Output all entries verbatim. Skip pictures.

——————————

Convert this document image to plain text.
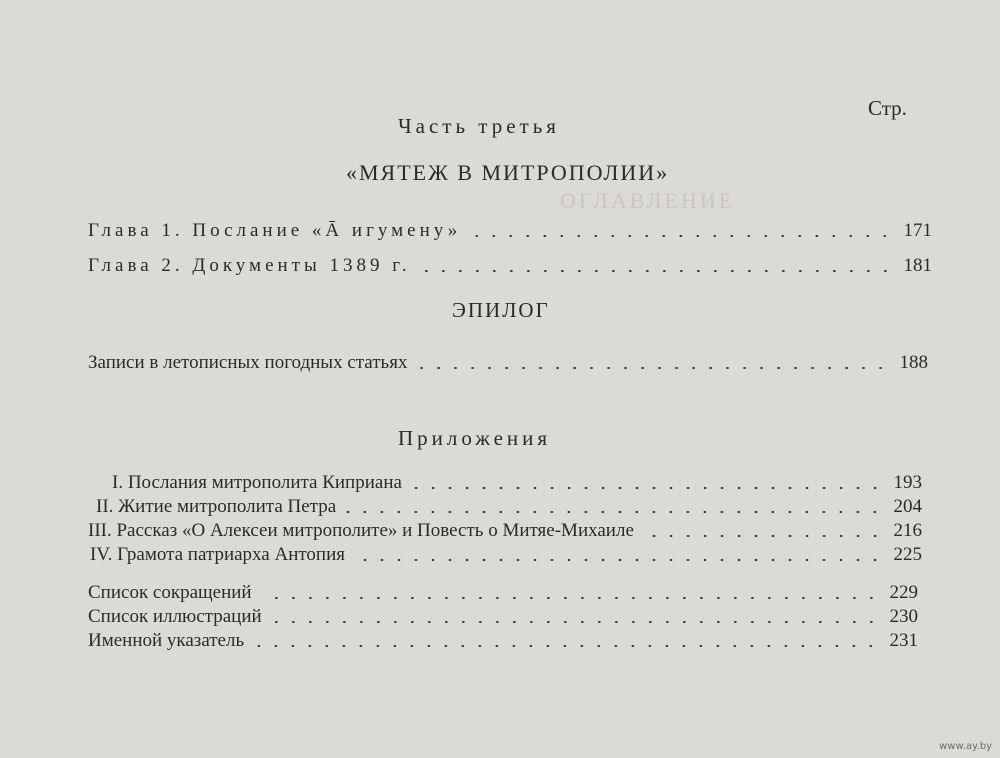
ОГЛАВЛЕНИЕ
Стр.
Часть третья
«МЯТЕЖ В МИТРОПОЛИИ»
Глава 1. Послание «Ā игумену»	171
Глава 2. Документы 1389 г.	181
ЭПИЛОГ
Записи в летописных погодных статьях	188
Приложения
I. Послания митрополита Киприана	193
II. Житие митрополита Петра	204
III. Рассказ «О Алексеи митрополите» и Повесть о Митяе-Михаиле	216
IV. Грамота патриарха Антопия	225
Список сокращений	229
Список иллюстраций	230
Именной указатель	231
www.ay.by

——————————

### Worked answer
Convert this document image to plain text.
ОГЛАВЛЕНИЕ
Стр.
Часть третья
«МЯТЕЖ В МИТРОПОЛИИ»
Глава 1. Послание «Ā игумену»	171
Глава 2. Документы 1389 г.	181
ЭПИЛОГ
Записи в летописных погодных статьях	188
Приложения
I. Послания митрополита Киприана	193
II. Житие митрополита Петра	204
III. Рассказ «О Алексеи митрополите» и Повесть о Митяе-Михаиле	216
IV. Грамота патриарха Антопия	225
Список сокращений	229
Список иллюстраций	230
Именной указатель	231
www.ay.by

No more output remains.